What is required → Leave out the pictures and transcribe the rest of the records exactly.

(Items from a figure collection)
____

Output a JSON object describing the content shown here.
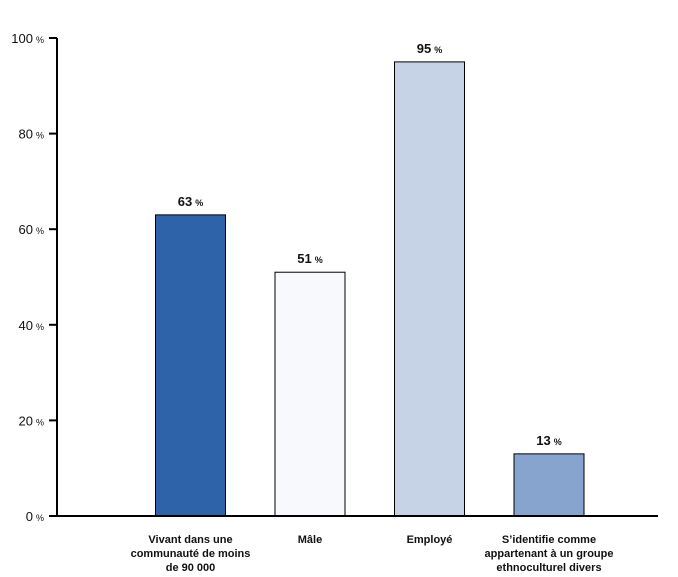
{
  "chart_data": {
    "type": "bar",
    "categories": [
      [
        "Vivant dans une",
        "communauté de moins",
        "de 90 000"
      ],
      [
        "Mâle"
      ],
      [
        "Employé"
      ],
      [
        "S’identifie comme",
        "appartenant à un groupe",
        "ethnoculturel divers"
      ]
    ],
    "values": [
      63,
      51,
      95,
      13
    ],
    "data_labels": [
      "63",
      "51",
      "95",
      "13"
    ],
    "value_unit": "%",
    "ylim": [
      0,
      100
    ],
    "yticks": [
      0,
      20,
      40,
      60,
      80,
      100
    ],
    "ytick_labels": [
      "0",
      "20",
      "40",
      "60",
      "80",
      "100"
    ],
    "colors": [
      "#2E63AA",
      "#F7F9FC",
      "#C6D3E6",
      "#87A4CE"
    ],
    "grid": false,
    "legend": "none",
    "title": "",
    "xlabel": "",
    "ylabel": ""
  }
}
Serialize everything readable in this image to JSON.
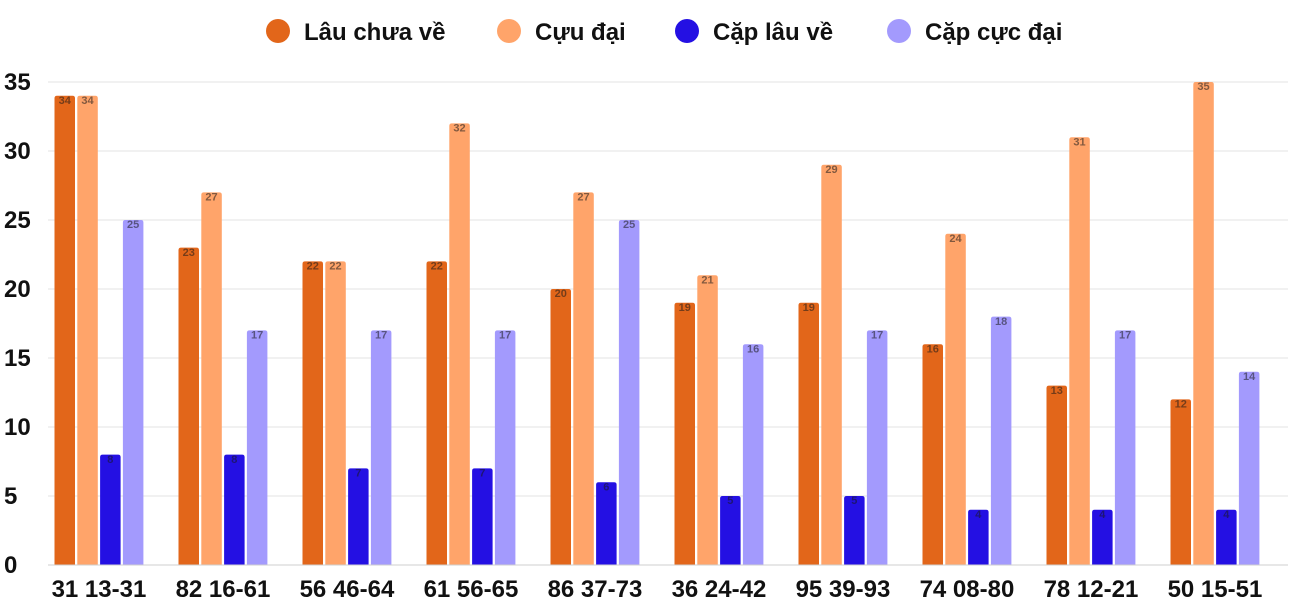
{
  "chart_data": {
    "type": "bar",
    "categories": [
      "31 13-31",
      "82 16-61",
      "56 46-64",
      "61 56-65",
      "86 37-73",
      "36 24-42",
      "95 39-93",
      "74 08-80",
      "78 12-21",
      "50 15-51"
    ],
    "series": [
      {
        "name": "Lâu chưa về",
        "color": "#e2661a",
        "values": [
          34,
          23,
          22,
          22,
          20,
          19,
          19,
          16,
          13,
          12
        ]
      },
      {
        "name": "Cựu đại",
        "color": "#ffa46a",
        "values": [
          34,
          27,
          22,
          32,
          27,
          21,
          29,
          24,
          31,
          35
        ]
      },
      {
        "name": "Cặp lâu về",
        "color": "#2410e3",
        "values": [
          8,
          8,
          7,
          7,
          6,
          5,
          5,
          4,
          4,
          4
        ]
      },
      {
        "name": "Cặp cực đại",
        "color": "#a39afd",
        "values": [
          25,
          17,
          17,
          17,
          25,
          16,
          17,
          18,
          17,
          14
        ]
      }
    ],
    "y_ticks": [
      "0",
      "5",
      "10",
      "15",
      "20",
      "25",
      "30",
      "35"
    ],
    "ylim": [
      0,
      35
    ],
    "grid": true,
    "legend_position": "top-center",
    "data_labels": true
  }
}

____

Solution to this task →
Output a JSON object describing the content shown here.
{
  "chart_data": {
    "type": "bar",
    "categories": [
      [
        "Vivant dans une",
        "communauté de moins",
        "de 90 000"
      ],
      [
        "Mâle"
      ],
      [
        "Employé"
      ],
      [
        "S’identifie comme",
        "appartenant à un groupe",
        "ethnoculturel divers"
      ]
    ],
    "values": [
      63,
      51,
      95,
      13
    ],
    "data_labels": [
      "63",
      "51",
      "95",
      "13"
    ],
    "value_unit": "%",
    "ylim": [
      0,
      100
    ],
    "yticks": [
      0,
      20,
      40,
      60,
      80,
      100
    ],
    "ytick_labels": [
      "0",
      "20",
      "40",
      "60",
      "80",
      "100"
    ],
    "colors": [
      "#2E63AA",
      "#F7F9FC",
      "#C6D3E6",
      "#87A4CE"
    ],
    "grid": false,
    "legend": "none",
    "title": "",
    "xlabel": "",
    "ylabel": ""
  }
}
Serialize everything readable in this image to JSON.
{
  "chart_data": {
    "type": "bar",
    "categories": [
      "31 13-31",
      "82 16-61",
      "56 46-64",
      "61 56-65",
      "86 37-73",
      "36 24-42",
      "95 39-93",
      "74 08-80",
      "78 12-21",
      "50 15-51"
    ],
    "series": [
      {
        "name": "Lâu chưa về",
        "color": "#e2661a",
        "values": [
          34,
          23,
          22,
          22,
          20,
          19,
          19,
          16,
          13,
          12
        ]
      },
      {
        "name": "Cựu đại",
        "color": "#ffa46a",
        "values": [
          34,
          27,
          22,
          32,
          27,
          21,
          29,
          24,
          31,
          35
        ]
      },
      {
        "name": "Cặp lâu về",
        "color": "#2410e3",
        "values": [
          8,
          8,
          7,
          7,
          6,
          5,
          5,
          4,
          4,
          4
        ]
      },
      {
        "name": "Cặp cực đại",
        "color": "#a39afd",
        "values": [
          25,
          17,
          17,
          17,
          25,
          16,
          17,
          18,
          17,
          14
        ]
      }
    ],
    "y_ticks": [
      "0",
      "5",
      "10",
      "15",
      "20",
      "25",
      "30",
      "35"
    ],
    "ylim": [
      0,
      35
    ],
    "grid": true,
    "legend_position": "top-center",
    "data_labels": true
  }
}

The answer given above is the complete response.